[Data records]
==================================================
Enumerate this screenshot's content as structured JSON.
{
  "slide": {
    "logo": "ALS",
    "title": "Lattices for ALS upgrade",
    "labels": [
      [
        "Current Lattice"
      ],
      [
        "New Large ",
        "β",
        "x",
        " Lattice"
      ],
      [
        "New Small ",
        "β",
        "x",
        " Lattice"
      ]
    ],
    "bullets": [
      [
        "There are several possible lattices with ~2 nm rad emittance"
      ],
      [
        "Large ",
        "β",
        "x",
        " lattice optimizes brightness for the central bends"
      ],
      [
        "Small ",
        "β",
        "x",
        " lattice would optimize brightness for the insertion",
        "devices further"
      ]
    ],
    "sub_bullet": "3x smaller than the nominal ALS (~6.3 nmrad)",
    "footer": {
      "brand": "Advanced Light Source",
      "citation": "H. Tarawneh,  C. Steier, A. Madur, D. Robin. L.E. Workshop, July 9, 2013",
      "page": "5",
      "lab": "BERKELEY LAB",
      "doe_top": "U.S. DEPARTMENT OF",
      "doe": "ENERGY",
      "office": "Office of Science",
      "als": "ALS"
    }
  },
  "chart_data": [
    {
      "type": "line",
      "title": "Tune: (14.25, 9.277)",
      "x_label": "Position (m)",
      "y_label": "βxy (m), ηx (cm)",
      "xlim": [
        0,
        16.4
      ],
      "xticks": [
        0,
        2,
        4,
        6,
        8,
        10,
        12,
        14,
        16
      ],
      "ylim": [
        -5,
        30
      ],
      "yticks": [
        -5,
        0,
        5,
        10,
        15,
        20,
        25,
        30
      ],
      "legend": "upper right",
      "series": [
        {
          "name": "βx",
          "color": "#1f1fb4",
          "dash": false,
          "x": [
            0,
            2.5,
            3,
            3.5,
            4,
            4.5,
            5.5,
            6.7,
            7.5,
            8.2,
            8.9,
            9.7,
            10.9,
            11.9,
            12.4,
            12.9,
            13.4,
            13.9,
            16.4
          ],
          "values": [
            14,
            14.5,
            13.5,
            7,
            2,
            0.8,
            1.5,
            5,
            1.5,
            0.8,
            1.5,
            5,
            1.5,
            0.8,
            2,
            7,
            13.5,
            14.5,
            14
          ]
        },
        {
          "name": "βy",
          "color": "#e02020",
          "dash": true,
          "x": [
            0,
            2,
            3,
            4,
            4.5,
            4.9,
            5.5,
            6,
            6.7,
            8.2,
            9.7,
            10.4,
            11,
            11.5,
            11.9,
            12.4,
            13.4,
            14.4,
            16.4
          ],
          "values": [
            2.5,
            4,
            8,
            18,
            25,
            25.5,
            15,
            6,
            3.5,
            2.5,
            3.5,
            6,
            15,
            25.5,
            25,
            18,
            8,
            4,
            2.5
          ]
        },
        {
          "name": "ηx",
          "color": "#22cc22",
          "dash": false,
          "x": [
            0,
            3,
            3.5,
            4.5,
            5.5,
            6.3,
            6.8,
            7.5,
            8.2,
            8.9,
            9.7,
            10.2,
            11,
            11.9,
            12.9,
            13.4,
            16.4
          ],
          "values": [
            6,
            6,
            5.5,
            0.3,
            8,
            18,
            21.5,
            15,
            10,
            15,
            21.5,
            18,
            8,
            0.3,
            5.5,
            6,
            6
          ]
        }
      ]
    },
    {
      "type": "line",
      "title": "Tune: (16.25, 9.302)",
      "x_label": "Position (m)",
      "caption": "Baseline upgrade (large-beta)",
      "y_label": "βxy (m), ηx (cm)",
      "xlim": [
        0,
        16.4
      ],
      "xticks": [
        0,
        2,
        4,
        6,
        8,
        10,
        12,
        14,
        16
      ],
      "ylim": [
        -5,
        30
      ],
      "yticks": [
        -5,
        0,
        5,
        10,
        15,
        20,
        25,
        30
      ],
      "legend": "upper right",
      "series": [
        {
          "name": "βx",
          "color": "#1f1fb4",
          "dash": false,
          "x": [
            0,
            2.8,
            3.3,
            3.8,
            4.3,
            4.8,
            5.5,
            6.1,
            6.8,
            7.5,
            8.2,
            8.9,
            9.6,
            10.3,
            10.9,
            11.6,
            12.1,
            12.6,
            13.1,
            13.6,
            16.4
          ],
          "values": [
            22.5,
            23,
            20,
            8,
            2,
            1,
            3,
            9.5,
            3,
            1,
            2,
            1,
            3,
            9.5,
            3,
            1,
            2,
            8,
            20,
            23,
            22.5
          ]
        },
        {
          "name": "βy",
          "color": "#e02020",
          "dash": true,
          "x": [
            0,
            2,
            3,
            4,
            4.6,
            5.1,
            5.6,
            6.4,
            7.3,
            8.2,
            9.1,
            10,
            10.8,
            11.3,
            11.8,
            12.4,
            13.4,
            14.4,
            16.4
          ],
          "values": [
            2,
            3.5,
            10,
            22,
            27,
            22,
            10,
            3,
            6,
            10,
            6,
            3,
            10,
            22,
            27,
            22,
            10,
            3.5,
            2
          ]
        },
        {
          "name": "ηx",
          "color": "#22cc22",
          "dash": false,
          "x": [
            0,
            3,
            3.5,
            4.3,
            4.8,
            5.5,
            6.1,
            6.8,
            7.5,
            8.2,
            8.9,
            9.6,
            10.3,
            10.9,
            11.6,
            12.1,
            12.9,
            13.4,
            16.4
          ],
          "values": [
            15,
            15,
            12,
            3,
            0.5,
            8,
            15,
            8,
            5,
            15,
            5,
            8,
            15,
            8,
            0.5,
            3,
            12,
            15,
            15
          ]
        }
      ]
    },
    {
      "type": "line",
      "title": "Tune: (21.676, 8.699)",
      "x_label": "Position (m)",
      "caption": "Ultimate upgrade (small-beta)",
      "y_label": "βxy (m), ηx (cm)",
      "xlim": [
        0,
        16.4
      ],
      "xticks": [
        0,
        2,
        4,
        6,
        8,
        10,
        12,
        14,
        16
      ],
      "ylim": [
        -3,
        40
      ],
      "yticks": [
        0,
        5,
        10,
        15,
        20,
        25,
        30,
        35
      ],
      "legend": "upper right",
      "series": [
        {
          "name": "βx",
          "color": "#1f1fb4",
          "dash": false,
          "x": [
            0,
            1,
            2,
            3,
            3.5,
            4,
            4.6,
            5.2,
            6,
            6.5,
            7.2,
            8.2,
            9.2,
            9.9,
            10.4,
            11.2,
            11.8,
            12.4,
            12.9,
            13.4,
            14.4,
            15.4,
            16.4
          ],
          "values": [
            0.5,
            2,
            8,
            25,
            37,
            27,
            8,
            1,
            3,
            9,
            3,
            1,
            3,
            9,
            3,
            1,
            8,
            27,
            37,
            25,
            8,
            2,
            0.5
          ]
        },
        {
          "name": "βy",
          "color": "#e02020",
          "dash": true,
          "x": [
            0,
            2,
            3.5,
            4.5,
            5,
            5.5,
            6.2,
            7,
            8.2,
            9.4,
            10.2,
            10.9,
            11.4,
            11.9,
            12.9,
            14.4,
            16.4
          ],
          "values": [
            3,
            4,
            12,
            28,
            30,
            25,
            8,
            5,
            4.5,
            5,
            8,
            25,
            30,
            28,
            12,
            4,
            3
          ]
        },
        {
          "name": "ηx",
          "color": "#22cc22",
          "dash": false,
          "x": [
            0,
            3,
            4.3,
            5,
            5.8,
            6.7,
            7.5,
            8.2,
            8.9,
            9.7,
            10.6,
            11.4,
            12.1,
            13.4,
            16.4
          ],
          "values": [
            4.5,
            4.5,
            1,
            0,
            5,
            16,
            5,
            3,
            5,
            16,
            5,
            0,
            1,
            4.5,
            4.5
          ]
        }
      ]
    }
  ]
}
==================================================
From the records above, please extract every line and repeat it exactly.

**Task solution**
Enumerate this screenshot's content as structured JSON.
{
  "slide": {
    "logo": "ALS",
    "title": "Lattices for ALS upgrade",
    "labels": [
      [
        "Current Lattice"
      ],
      [
        "New Large ",
        "β",
        "x",
        " Lattice"
      ],
      [
        "New Small ",
        "β",
        "x",
        " Lattice"
      ]
    ],
    "bullets": [
      [
        "There are several possible lattices with ~2 nm rad emittance"
      ],
      [
        "Large ",
        "β",
        "x",
        " lattice optimizes brightness for the central bends"
      ],
      [
        "Small ",
        "β",
        "x",
        " lattice would optimize brightness for the insertion",
        "devices further"
      ]
    ],
    "sub_bullet": "3x smaller than the nominal ALS (~6.3 nmrad)",
    "footer": {
      "brand": "Advanced Light Source",
      "citation": "H. Tarawneh,  C. Steier, A. Madur, D. Robin. L.E. Workshop, July 9, 2013",
      "page": "5",
      "lab": "BERKELEY LAB",
      "doe_top": "U.S. DEPARTMENT OF",
      "doe": "ENERGY",
      "office": "Office of Science",
      "als": "ALS"
    }
  },
  "chart_data": [
    {
      "type": "line",
      "title": "Tune: (14.25, 9.277)",
      "x_label": "Position (m)",
      "y_label": "βxy (m), ηx (cm)",
      "xlim": [
        0,
        16.4
      ],
      "xticks": [
        0,
        2,
        4,
        6,
        8,
        10,
        12,
        14,
        16
      ],
      "ylim": [
        -5,
        30
      ],
      "yticks": [
        -5,
        0,
        5,
        10,
        15,
        20,
        25,
        30
      ],
      "legend": "upper right",
      "series": [
        {
          "name": "βx",
          "color": "#1f1fb4",
          "dash": false,
          "x": [
            0,
            2.5,
            3,
            3.5,
            4,
            4.5,
            5.5,
            6.7,
            7.5,
            8.2,
            8.9,
            9.7,
            10.9,
            11.9,
            12.4,
            12.9,
            13.4,
            13.9,
            16.4
          ],
          "values": [
            14,
            14.5,
            13.5,
            7,
            2,
            0.8,
            1.5,
            5,
            1.5,
            0.8,
            1.5,
            5,
            1.5,
            0.8,
            2,
            7,
            13.5,
            14.5,
            14
          ]
        },
        {
          "name": "βy",
          "color": "#e02020",
          "dash": true,
          "x": [
            0,
            2,
            3,
            4,
            4.5,
            4.9,
            5.5,
            6,
            6.7,
            8.2,
            9.7,
            10.4,
            11,
            11.5,
            11.9,
            12.4,
            13.4,
            14.4,
            16.4
          ],
          "values": [
            2.5,
            4,
            8,
            18,
            25,
            25.5,
            15,
            6,
            3.5,
            2.5,
            3.5,
            6,
            15,
            25.5,
            25,
            18,
            8,
            4,
            2.5
          ]
        },
        {
          "name": "ηx",
          "color": "#22cc22",
          "dash": false,
          "x": [
            0,
            3,
            3.5,
            4.5,
            5.5,
            6.3,
            6.8,
            7.5,
            8.2,
            8.9,
            9.7,
            10.2,
            11,
            11.9,
            12.9,
            13.4,
            16.4
          ],
          "values": [
            6,
            6,
            5.5,
            0.3,
            8,
            18,
            21.5,
            15,
            10,
            15,
            21.5,
            18,
            8,
            0.3,
            5.5,
            6,
            6
          ]
        }
      ]
    },
    {
      "type": "line",
      "title": "Tune: (16.25, 9.302)",
      "x_label": "Position (m)",
      "caption": "Baseline upgrade (large-beta)",
      "y_label": "βxy (m), ηx (cm)",
      "xlim": [
        0,
        16.4
      ],
      "xticks": [
        0,
        2,
        4,
        6,
        8,
        10,
        12,
        14,
        16
      ],
      "ylim": [
        -5,
        30
      ],
      "yticks": [
        -5,
        0,
        5,
        10,
        15,
        20,
        25,
        30
      ],
      "legend": "upper right",
      "series": [
        {
          "name": "βx",
          "color": "#1f1fb4",
          "dash": false,
          "x": [
            0,
            2.8,
            3.3,
            3.8,
            4.3,
            4.8,
            5.5,
            6.1,
            6.8,
            7.5,
            8.2,
            8.9,
            9.6,
            10.3,
            10.9,
            11.6,
            12.1,
            12.6,
            13.1,
            13.6,
            16.4
          ],
          "values": [
            22.5,
            23,
            20,
            8,
            2,
            1,
            3,
            9.5,
            3,
            1,
            2,
            1,
            3,
            9.5,
            3,
            1,
            2,
            8,
            20,
            23,
            22.5
          ]
        },
        {
          "name": "βy",
          "color": "#e02020",
          "dash": true,
          "x": [
            0,
            2,
            3,
            4,
            4.6,
            5.1,
            5.6,
            6.4,
            7.3,
            8.2,
            9.1,
            10,
            10.8,
            11.3,
            11.8,
            12.4,
            13.4,
            14.4,
            16.4
          ],
          "values": [
            2,
            3.5,
            10,
            22,
            27,
            22,
            10,
            3,
            6,
            10,
            6,
            3,
            10,
            22,
            27,
            22,
            10,
            3.5,
            2
          ]
        },
        {
          "name": "ηx",
          "color": "#22cc22",
          "dash": false,
          "x": [
            0,
            3,
            3.5,
            4.3,
            4.8,
            5.5,
            6.1,
            6.8,
            7.5,
            8.2,
            8.9,
            9.6,
            10.3,
            10.9,
            11.6,
            12.1,
            12.9,
            13.4,
            16.4
          ],
          "values": [
            15,
            15,
            12,
            3,
            0.5,
            8,
            15,
            8,
            5,
            15,
            5,
            8,
            15,
            8,
            0.5,
            3,
            12,
            15,
            15
          ]
        }
      ]
    },
    {
      "type": "line",
      "title": "Tune: (21.676, 8.699)",
      "x_label": "Position (m)",
      "caption": "Ultimate upgrade (small-beta)",
      "y_label": "βxy (m), ηx (cm)",
      "xlim": [
        0,
        16.4
      ],
      "xticks": [
        0,
        2,
        4,
        6,
        8,
        10,
        12,
        14,
        16
      ],
      "ylim": [
        -3,
        40
      ],
      "yticks": [
        0,
        5,
        10,
        15,
        20,
        25,
        30,
        35
      ],
      "legend": "upper right",
      "series": [
        {
          "name": "βx",
          "color": "#1f1fb4",
          "dash": false,
          "x": [
            0,
            1,
            2,
            3,
            3.5,
            4,
            4.6,
            5.2,
            6,
            6.5,
            7.2,
            8.2,
            9.2,
            9.9,
            10.4,
            11.2,
            11.8,
            12.4,
            12.9,
            13.4,
            14.4,
            15.4,
            16.4
          ],
          "values": [
            0.5,
            2,
            8,
            25,
            37,
            27,
            8,
            1,
            3,
            9,
            3,
            1,
            3,
            9,
            3,
            1,
            8,
            27,
            37,
            25,
            8,
            2,
            0.5
          ]
        },
        {
          "name": "βy",
          "color": "#e02020",
          "dash": true,
          "x": [
            0,
            2,
            3.5,
            4.5,
            5,
            5.5,
            6.2,
            7,
            8.2,
            9.4,
            10.2,
            10.9,
            11.4,
            11.9,
            12.9,
            14.4,
            16.4
          ],
          "values": [
            3,
            4,
            12,
            28,
            30,
            25,
            8,
            5,
            4.5,
            5,
            8,
            25,
            30,
            28,
            12,
            4,
            3
          ]
        },
        {
          "name": "ηx",
          "color": "#22cc22",
          "dash": false,
          "x": [
            0,
            3,
            4.3,
            5,
            5.8,
            6.7,
            7.5,
            8.2,
            8.9,
            9.7,
            10.6,
            11.4,
            12.1,
            13.4,
            16.4
          ],
          "values": [
            4.5,
            4.5,
            1,
            0,
            5,
            16,
            5,
            3,
            5,
            16,
            5,
            0,
            1,
            4.5,
            4.5
          ]
        }
      ]
    }
  ]
}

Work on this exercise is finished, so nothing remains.